Write the listing out again, all of it, word for word.

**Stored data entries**
* BEGIN *

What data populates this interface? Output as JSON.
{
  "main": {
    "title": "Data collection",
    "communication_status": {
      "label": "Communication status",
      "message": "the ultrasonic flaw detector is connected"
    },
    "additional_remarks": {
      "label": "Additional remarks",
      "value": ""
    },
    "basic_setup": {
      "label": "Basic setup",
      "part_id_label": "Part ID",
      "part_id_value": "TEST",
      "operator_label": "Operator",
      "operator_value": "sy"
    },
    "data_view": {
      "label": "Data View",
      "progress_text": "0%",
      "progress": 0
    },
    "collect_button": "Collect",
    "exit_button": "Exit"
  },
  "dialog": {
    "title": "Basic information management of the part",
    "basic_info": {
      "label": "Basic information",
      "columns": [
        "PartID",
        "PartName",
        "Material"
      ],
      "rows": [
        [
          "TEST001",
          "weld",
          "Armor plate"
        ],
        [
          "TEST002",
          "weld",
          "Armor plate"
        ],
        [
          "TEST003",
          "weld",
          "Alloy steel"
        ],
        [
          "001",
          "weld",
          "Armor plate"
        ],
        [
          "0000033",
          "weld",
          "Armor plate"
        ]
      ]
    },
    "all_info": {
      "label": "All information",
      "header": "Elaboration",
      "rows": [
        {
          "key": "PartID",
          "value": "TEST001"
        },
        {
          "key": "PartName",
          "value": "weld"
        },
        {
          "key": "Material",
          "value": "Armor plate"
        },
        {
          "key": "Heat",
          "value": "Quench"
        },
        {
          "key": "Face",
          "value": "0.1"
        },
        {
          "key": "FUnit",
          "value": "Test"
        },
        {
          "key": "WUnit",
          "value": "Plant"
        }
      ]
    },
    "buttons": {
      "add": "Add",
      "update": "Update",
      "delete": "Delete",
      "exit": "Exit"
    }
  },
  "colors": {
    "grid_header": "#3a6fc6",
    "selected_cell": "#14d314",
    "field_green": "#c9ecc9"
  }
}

* END *

**Worked solution**
What data populates this interface? Output as JSON.
{
  "main": {
    "title": "Data collection",
    "communication_status": {
      "label": "Communication status",
      "message": "the ultrasonic flaw detector is connected"
    },
    "additional_remarks": {
      "label": "Additional remarks",
      "value": ""
    },
    "basic_setup": {
      "label": "Basic setup",
      "part_id_label": "Part ID",
      "part_id_value": "TEST",
      "operator_label": "Operator",
      "operator_value": "sy"
    },
    "data_view": {
      "label": "Data View",
      "progress_text": "0%",
      "progress": 0
    },
    "collect_button": "Collect",
    "exit_button": "Exit"
  },
  "dialog": {
    "title": "Basic information management of the part",
    "basic_info": {
      "label": "Basic information",
      "columns": [
        "PartID",
        "PartName",
        "Material"
      ],
      "rows": [
        [
          "TEST001",
          "weld",
          "Armor plate"
        ],
        [
          "TEST002",
          "weld",
          "Armor plate"
        ],
        [
          "TEST003",
          "weld",
          "Alloy steel"
        ],
        [
          "001",
          "weld",
          "Armor plate"
        ],
        [
          "0000033",
          "weld",
          "Armor plate"
        ]
      ]
    },
    "all_info": {
      "label": "All information",
      "header": "Elaboration",
      "rows": [
        {
          "key": "PartID",
          "value": "TEST001"
        },
        {
          "key": "PartName",
          "value": "weld"
        },
        {
          "key": "Material",
          "value": "Armor plate"
        },
        {
          "key": "Heat",
          "value": "Quench"
        },
        {
          "key": "Face",
          "value": "0.1"
        },
        {
          "key": "FUnit",
          "value": "Test"
        },
        {
          "key": "WUnit",
          "value": "Plant"
        }
      ]
    },
    "buttons": {
      "add": "Add",
      "update": "Update",
      "delete": "Delete",
      "exit": "Exit"
    }
  },
  "colors": {
    "grid_header": "#3a6fc6",
    "selected_cell": "#14d314",
    "field_green": "#c9ecc9"
  }
}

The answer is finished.